┏━━

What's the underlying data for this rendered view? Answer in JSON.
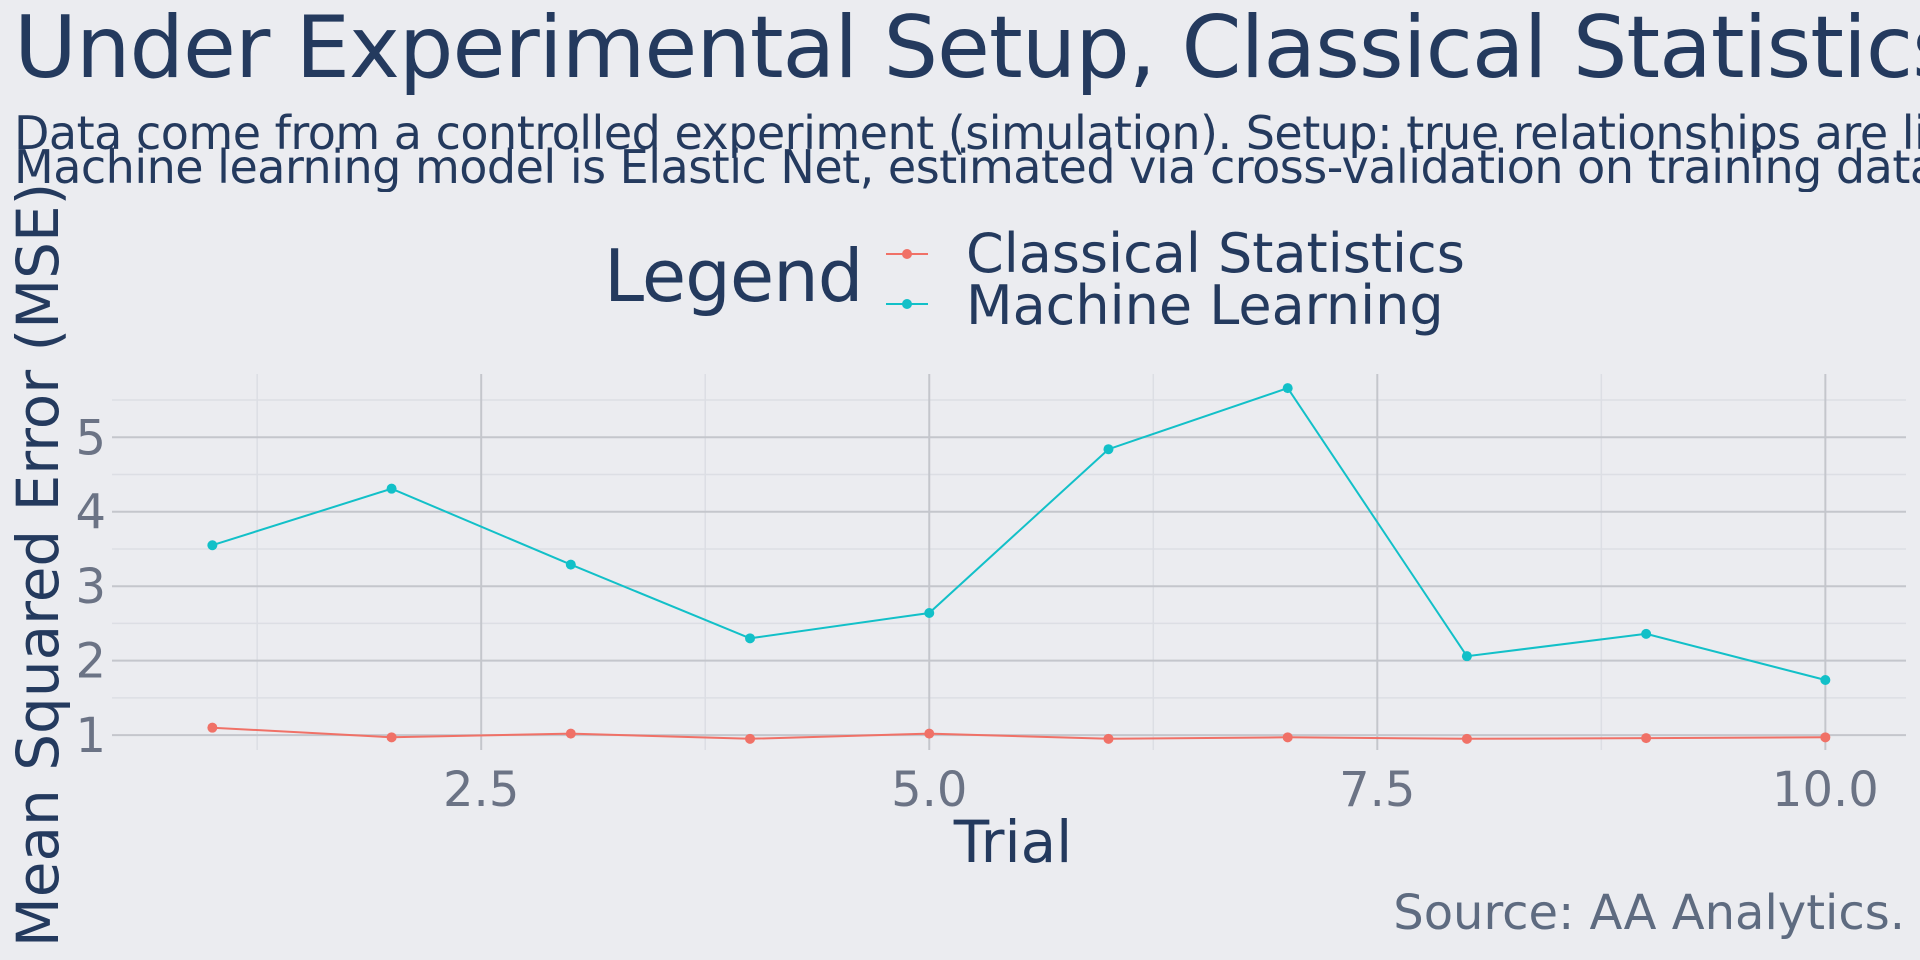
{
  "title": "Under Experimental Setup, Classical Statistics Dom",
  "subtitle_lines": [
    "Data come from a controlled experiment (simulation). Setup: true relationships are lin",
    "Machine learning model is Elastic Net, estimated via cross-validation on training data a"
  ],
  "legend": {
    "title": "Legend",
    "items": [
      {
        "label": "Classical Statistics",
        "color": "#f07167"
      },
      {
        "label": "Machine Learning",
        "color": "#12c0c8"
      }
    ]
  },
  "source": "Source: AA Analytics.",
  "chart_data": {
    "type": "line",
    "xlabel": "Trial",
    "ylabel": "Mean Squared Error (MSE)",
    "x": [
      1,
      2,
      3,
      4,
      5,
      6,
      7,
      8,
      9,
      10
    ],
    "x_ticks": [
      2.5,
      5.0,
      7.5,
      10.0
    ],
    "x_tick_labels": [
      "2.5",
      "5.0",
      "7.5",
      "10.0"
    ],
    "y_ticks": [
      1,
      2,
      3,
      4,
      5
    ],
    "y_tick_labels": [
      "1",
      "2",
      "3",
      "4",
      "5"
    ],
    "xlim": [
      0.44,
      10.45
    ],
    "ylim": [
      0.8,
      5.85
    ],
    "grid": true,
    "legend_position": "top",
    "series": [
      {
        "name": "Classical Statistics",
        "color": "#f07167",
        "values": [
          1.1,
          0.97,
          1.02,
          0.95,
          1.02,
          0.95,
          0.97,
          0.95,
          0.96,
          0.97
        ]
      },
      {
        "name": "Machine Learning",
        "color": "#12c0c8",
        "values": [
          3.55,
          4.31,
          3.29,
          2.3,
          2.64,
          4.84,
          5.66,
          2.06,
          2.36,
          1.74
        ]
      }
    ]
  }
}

┗━━
┏━━

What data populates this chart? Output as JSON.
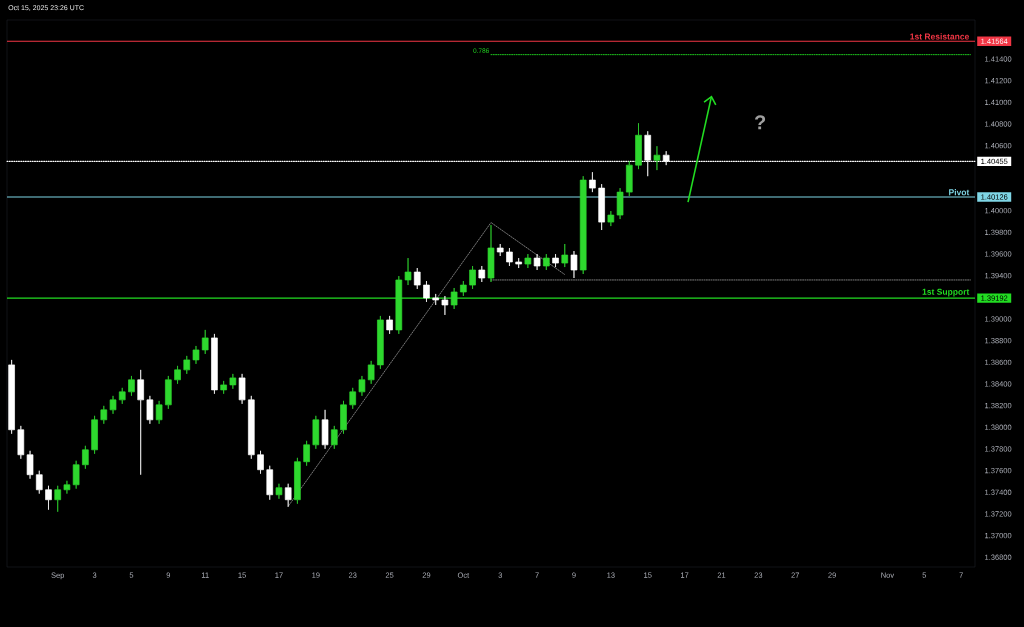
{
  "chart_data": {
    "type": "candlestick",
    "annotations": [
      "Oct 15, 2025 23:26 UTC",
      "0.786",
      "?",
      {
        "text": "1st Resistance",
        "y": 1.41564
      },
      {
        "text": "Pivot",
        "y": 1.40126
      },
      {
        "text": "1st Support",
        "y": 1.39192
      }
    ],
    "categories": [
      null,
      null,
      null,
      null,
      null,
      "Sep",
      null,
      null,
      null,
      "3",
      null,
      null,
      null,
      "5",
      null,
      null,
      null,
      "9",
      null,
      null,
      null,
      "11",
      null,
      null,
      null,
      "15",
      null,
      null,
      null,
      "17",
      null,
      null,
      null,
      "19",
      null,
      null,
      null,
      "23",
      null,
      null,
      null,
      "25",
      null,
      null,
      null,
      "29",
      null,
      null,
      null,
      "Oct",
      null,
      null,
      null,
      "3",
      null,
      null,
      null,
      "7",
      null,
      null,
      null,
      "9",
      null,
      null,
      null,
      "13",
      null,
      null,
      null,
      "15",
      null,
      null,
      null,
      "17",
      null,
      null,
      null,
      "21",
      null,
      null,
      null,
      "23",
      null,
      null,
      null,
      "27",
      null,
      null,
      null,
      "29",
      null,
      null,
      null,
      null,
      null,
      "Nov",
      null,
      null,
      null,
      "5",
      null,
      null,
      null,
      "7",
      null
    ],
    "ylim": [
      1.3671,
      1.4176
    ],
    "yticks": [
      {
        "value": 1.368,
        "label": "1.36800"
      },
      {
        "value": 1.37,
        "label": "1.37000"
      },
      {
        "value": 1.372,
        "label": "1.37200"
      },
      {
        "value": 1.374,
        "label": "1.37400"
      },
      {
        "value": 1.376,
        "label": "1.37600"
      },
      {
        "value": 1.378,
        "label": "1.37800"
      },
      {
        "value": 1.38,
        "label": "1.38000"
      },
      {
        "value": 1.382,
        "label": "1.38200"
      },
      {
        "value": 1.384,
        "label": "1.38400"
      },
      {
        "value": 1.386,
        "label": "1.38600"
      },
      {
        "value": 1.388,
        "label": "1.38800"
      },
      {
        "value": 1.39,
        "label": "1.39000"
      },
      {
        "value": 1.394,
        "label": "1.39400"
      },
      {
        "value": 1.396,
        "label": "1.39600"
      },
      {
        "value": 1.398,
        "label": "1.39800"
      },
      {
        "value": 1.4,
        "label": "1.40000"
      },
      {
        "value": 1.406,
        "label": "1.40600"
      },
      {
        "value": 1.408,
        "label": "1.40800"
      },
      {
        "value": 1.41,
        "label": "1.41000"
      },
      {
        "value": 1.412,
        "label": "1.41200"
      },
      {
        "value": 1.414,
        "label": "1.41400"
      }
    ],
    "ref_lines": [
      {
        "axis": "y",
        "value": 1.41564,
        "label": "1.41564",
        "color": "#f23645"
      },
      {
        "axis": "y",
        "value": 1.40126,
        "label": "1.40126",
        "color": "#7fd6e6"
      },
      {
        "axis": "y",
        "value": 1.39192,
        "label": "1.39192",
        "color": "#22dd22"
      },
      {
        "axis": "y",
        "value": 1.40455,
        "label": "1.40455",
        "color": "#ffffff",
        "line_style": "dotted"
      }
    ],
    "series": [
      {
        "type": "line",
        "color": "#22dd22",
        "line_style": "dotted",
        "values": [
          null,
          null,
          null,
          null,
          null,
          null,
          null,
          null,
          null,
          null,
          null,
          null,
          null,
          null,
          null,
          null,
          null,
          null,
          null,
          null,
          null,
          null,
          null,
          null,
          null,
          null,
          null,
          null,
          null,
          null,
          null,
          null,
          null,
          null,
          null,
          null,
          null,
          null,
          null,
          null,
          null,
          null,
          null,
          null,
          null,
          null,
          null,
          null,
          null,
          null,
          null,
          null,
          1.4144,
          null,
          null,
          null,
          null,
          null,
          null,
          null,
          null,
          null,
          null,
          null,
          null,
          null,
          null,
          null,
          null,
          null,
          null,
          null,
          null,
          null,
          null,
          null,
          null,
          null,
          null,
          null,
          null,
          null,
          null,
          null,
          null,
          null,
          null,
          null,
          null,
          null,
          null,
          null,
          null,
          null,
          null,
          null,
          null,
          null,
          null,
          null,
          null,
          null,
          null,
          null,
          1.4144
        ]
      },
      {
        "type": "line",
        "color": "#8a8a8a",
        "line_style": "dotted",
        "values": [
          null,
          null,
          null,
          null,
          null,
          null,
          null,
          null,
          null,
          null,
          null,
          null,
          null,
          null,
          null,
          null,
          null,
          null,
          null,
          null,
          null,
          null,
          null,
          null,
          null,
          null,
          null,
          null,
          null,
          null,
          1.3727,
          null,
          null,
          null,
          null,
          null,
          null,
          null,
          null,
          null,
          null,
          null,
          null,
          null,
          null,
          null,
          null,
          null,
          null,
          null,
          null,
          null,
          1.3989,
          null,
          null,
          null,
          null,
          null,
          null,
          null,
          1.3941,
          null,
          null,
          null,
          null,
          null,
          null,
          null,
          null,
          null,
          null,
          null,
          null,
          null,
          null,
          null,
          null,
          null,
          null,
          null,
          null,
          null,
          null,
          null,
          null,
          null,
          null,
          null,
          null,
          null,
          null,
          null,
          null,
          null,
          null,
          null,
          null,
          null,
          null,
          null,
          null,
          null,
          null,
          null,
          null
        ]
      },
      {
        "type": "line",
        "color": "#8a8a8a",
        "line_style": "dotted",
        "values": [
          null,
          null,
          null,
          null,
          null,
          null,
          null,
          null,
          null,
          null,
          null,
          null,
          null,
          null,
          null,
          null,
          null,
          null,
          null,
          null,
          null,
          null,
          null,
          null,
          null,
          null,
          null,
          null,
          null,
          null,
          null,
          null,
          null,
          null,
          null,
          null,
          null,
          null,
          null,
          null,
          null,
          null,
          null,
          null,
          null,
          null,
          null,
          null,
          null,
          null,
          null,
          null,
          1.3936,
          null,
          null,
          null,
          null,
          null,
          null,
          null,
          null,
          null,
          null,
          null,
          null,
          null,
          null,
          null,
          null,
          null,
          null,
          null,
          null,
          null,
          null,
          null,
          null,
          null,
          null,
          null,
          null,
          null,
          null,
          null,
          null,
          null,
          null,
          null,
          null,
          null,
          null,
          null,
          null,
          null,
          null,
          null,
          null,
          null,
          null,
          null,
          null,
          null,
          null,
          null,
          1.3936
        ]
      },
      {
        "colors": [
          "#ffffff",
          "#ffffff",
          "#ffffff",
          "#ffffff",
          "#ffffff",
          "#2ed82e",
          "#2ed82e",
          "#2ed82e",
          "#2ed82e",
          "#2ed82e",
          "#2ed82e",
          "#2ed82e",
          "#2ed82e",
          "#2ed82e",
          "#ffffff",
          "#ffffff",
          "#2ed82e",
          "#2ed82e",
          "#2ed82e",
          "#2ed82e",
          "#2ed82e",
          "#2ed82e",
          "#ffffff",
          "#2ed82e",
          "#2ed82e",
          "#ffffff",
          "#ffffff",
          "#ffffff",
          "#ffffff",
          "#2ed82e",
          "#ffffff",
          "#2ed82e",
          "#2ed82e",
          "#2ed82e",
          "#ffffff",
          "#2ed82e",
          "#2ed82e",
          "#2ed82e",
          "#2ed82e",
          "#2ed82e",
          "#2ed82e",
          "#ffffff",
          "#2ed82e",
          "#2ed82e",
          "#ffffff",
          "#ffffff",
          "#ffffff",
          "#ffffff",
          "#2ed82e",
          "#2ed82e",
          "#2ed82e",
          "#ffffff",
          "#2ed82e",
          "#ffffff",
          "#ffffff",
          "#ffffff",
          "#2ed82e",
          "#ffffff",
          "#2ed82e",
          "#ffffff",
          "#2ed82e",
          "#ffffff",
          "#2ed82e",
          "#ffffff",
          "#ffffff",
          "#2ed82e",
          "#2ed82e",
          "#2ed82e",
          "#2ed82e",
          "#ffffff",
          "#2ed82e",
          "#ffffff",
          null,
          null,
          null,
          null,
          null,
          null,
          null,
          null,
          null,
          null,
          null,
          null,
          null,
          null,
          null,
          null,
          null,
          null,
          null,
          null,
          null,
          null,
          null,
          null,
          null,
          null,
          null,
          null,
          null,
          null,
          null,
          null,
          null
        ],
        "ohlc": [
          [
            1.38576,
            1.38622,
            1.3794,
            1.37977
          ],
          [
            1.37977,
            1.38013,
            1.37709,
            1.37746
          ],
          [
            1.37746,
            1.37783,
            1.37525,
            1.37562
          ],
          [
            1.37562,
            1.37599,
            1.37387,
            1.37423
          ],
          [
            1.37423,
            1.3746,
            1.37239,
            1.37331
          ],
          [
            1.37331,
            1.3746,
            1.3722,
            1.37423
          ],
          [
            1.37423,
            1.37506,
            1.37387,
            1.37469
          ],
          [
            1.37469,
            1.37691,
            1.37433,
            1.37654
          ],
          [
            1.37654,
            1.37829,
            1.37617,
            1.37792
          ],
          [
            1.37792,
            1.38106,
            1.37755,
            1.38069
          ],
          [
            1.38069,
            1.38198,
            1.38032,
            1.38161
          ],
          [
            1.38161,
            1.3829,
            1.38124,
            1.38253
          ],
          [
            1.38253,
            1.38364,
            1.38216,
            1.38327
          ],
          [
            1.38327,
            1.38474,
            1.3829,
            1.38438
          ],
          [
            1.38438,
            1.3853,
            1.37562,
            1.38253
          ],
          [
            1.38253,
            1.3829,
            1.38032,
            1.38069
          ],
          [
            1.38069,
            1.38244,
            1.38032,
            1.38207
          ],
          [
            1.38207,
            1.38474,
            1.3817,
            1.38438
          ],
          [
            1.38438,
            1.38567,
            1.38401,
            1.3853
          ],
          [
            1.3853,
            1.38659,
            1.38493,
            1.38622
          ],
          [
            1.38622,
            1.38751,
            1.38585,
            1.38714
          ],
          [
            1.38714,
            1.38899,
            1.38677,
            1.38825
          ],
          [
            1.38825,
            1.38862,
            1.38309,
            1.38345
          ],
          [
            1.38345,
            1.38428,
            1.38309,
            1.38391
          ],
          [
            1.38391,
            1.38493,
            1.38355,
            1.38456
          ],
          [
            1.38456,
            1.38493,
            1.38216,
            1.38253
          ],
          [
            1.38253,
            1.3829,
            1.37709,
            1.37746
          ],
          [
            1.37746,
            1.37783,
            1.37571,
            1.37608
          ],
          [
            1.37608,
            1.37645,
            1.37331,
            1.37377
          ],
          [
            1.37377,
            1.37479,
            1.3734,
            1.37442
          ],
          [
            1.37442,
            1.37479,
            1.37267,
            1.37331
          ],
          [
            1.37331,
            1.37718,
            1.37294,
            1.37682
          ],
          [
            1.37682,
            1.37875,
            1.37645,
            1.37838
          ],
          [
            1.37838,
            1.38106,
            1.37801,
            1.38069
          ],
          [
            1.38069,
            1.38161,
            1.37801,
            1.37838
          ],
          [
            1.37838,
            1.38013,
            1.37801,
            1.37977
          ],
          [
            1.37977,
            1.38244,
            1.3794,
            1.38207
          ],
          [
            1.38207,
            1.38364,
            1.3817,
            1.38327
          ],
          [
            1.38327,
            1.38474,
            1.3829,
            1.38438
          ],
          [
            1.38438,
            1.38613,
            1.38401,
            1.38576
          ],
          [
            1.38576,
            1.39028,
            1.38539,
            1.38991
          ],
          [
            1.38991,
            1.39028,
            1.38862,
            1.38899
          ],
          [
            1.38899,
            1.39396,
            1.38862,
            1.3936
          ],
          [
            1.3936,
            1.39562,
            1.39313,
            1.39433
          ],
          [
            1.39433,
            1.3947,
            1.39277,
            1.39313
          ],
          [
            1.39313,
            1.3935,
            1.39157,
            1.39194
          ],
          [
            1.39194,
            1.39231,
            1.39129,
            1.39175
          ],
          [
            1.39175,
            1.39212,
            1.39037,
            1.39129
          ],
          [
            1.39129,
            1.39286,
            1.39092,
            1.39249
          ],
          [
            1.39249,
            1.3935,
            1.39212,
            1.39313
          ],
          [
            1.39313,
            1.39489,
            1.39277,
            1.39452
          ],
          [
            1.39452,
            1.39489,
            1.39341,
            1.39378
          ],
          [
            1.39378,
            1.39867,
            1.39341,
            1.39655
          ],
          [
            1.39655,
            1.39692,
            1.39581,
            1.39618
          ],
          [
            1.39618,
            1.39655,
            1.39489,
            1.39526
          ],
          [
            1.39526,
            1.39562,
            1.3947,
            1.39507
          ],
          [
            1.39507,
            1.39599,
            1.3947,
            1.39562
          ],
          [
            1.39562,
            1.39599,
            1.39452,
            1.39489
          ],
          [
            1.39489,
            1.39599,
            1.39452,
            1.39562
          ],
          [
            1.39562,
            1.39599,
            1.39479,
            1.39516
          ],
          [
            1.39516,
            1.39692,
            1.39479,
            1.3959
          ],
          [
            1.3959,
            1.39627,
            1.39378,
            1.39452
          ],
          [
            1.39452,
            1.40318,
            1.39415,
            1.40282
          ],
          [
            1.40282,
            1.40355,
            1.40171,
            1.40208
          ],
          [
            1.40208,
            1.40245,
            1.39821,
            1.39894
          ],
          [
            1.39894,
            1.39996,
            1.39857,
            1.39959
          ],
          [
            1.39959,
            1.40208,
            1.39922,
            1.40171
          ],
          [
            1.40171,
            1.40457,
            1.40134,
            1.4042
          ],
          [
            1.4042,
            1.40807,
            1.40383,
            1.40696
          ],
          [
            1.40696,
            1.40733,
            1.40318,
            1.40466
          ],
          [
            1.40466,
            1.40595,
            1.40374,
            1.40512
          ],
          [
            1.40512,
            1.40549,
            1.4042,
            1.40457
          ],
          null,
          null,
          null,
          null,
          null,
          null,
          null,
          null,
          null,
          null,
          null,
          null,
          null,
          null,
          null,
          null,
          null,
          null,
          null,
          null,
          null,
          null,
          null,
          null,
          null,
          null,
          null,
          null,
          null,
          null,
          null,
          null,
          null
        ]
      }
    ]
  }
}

┗━━

> **AIM OF THE EXERCISE**:
Count the lines that include the word "Statistics" and state the result as a bare number.

> **TASK ANSWER**:
3